→ PROMPT:
Below are the records; copy out every line that holds the word "this".

Start of MATERIAL TO PROCESS

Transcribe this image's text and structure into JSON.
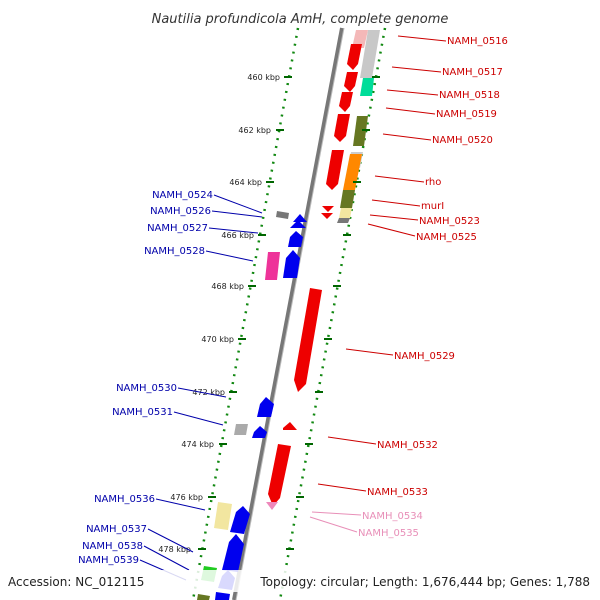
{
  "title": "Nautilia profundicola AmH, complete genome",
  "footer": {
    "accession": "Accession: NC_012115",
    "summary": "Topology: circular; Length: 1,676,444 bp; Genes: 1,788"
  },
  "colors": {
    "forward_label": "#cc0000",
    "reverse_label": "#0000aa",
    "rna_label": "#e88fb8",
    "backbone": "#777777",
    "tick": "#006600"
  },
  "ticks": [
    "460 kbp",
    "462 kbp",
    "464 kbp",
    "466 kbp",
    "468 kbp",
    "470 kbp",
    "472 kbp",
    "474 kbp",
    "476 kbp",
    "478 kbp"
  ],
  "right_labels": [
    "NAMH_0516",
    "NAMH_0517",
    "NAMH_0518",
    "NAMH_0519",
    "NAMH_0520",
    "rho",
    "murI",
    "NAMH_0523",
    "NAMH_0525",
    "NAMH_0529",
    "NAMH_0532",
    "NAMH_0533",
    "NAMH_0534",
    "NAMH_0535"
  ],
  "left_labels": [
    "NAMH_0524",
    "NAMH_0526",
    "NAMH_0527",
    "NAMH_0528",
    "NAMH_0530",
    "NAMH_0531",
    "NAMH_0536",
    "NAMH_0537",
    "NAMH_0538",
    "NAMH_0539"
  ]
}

End of MATERIAL TO PROCESS
Start of MATERIAL TO PROCESS

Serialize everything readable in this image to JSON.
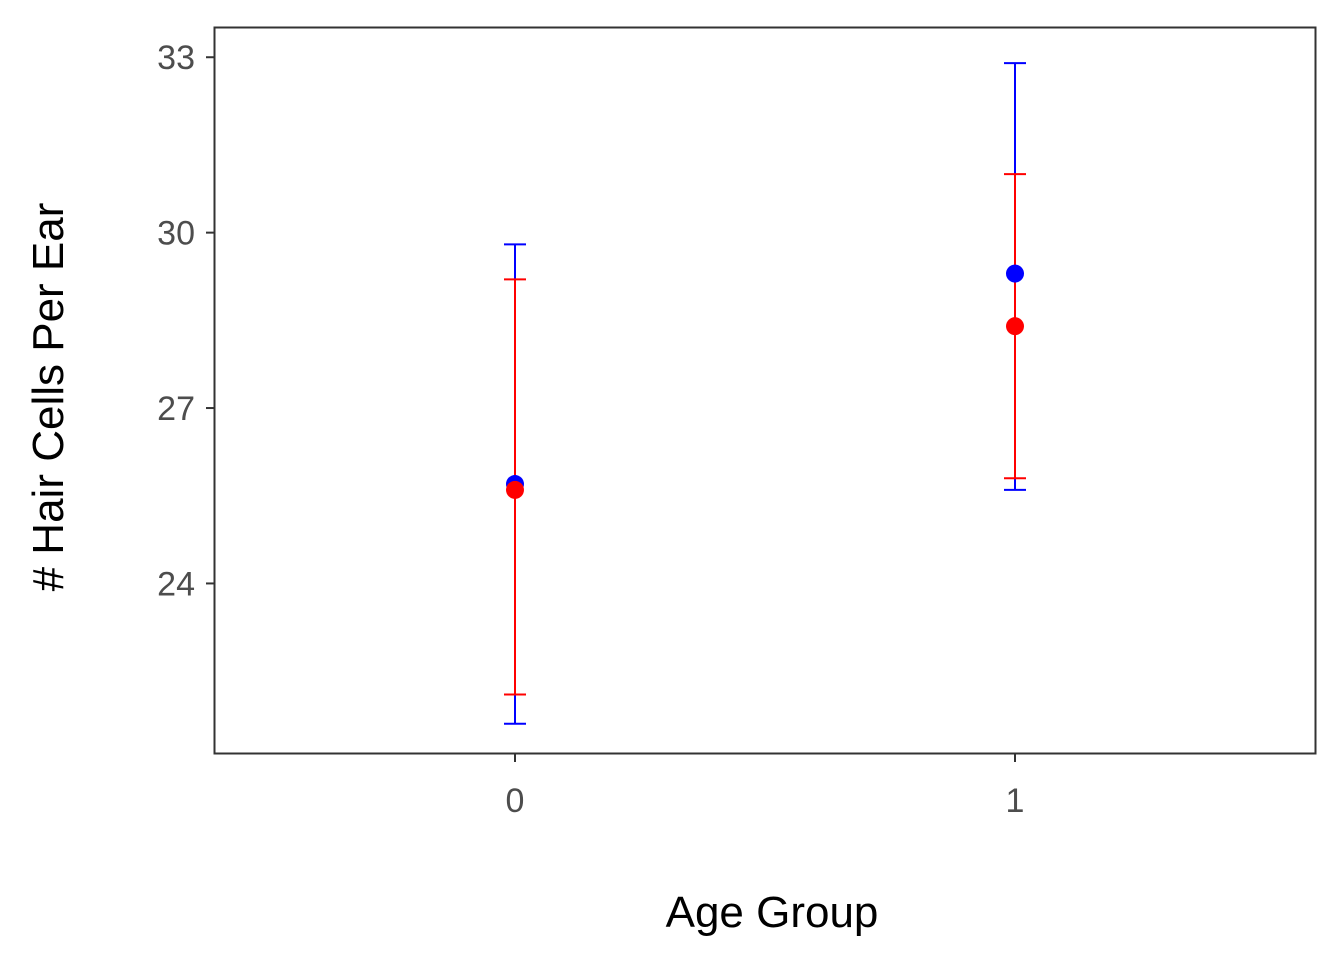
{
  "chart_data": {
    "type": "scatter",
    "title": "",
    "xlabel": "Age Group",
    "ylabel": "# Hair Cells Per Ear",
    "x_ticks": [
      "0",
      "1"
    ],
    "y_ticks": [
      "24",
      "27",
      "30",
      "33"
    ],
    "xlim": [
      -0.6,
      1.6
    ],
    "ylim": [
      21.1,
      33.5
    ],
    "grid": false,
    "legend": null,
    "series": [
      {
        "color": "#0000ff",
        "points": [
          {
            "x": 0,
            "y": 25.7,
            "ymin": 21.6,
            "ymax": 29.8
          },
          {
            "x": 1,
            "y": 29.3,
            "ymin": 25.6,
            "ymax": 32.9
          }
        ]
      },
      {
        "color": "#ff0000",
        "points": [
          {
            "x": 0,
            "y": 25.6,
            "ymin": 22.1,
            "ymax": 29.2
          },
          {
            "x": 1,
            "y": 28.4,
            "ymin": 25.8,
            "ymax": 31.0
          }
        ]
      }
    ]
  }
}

End of MATERIAL TO PROCESS
Start of MATERIAL TO PROCESS

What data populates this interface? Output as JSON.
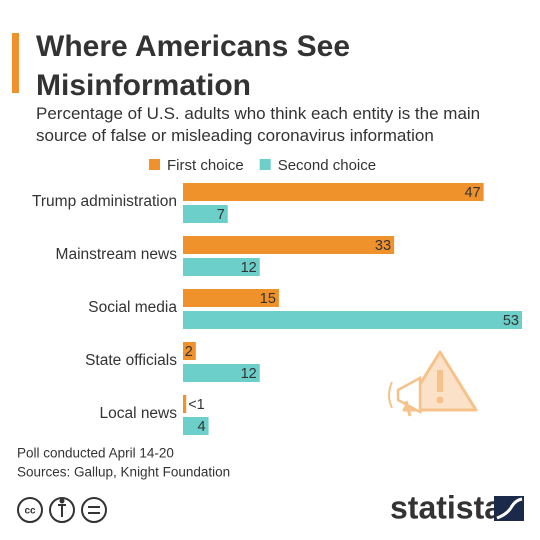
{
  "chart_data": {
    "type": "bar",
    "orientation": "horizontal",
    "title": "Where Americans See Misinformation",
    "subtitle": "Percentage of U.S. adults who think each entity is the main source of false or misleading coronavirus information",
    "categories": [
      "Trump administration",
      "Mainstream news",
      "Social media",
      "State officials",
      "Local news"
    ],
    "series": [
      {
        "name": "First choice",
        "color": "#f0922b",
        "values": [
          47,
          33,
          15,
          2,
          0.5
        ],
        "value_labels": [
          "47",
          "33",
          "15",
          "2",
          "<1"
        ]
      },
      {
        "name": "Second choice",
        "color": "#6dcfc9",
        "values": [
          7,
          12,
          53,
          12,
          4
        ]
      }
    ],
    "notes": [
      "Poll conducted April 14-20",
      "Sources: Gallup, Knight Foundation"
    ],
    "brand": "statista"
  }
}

End of MATERIAL TO PROCESS

→ RESPONSE:
Transcribe this image's text and structure into JSON.
Serialize everything readable in this image to JSON.
What data populates this interface? Output as JSON.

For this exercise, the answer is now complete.